TASK - Repeat exactly the lines of the listing from the line containing "What text is on this page?" through its last line, and nothing beyond them.

A run of records:
## START
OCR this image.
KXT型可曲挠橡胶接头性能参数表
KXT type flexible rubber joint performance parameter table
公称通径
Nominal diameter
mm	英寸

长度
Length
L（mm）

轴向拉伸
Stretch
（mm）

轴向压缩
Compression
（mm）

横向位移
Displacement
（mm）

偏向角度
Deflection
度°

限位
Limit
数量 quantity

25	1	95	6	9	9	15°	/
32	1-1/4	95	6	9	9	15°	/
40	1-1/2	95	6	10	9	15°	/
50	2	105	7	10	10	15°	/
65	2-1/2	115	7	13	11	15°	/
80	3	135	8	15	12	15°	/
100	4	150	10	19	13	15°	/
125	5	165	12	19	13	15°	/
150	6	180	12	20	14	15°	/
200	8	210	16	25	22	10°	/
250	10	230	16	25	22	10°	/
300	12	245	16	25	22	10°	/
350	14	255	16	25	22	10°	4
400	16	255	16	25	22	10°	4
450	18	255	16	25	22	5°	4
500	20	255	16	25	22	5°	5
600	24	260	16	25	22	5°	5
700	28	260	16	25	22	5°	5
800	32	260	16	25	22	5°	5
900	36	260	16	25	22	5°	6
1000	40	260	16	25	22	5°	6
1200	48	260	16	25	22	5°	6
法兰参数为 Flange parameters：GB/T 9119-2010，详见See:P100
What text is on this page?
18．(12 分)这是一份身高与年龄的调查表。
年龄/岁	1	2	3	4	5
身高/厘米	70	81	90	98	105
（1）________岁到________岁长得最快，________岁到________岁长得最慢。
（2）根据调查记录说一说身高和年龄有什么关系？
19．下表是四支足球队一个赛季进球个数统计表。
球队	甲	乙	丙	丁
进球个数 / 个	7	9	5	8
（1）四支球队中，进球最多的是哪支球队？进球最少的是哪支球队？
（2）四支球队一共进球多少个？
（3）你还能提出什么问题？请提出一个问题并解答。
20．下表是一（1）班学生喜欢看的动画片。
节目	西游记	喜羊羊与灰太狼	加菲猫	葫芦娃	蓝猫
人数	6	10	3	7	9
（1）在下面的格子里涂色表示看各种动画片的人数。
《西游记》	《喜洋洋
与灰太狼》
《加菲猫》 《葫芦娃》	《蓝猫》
## END
RESULT FOR THIS TASK -
What text is on this page?
18．(12 分)这是一份身高与年龄的调查表。
年龄/岁	1	2	3	4	5
身高/厘米	70	81	90	98	105
（1）________岁到________岁长得最快，________岁到________岁长得最慢。
（2）根据调查记录说一说身高和年龄有什么关系？
19．下表是四支足球队一个赛季进球个数统计表。
球队	甲	乙	丙	丁
进球个数 / 个	7	9	5	8
（1）四支球队中，进球最多的是哪支球队？进球最少的是哪支球队？
（2）四支球队一共进球多少个？
（3）你还能提出什么问题？请提出一个问题并解答。
20．下表是一（1）班学生喜欢看的动画片。
节目	西游记	喜羊羊与灰太狼	加菲猫	葫芦娃	蓝猫
人数	6	10	3	7	9
（1）在下面的格子里涂色表示看各种动画片的人数。
《西游记》	《喜洋洋
与灰太狼》
《加菲猫》 《葫芦娃》	《蓝猫》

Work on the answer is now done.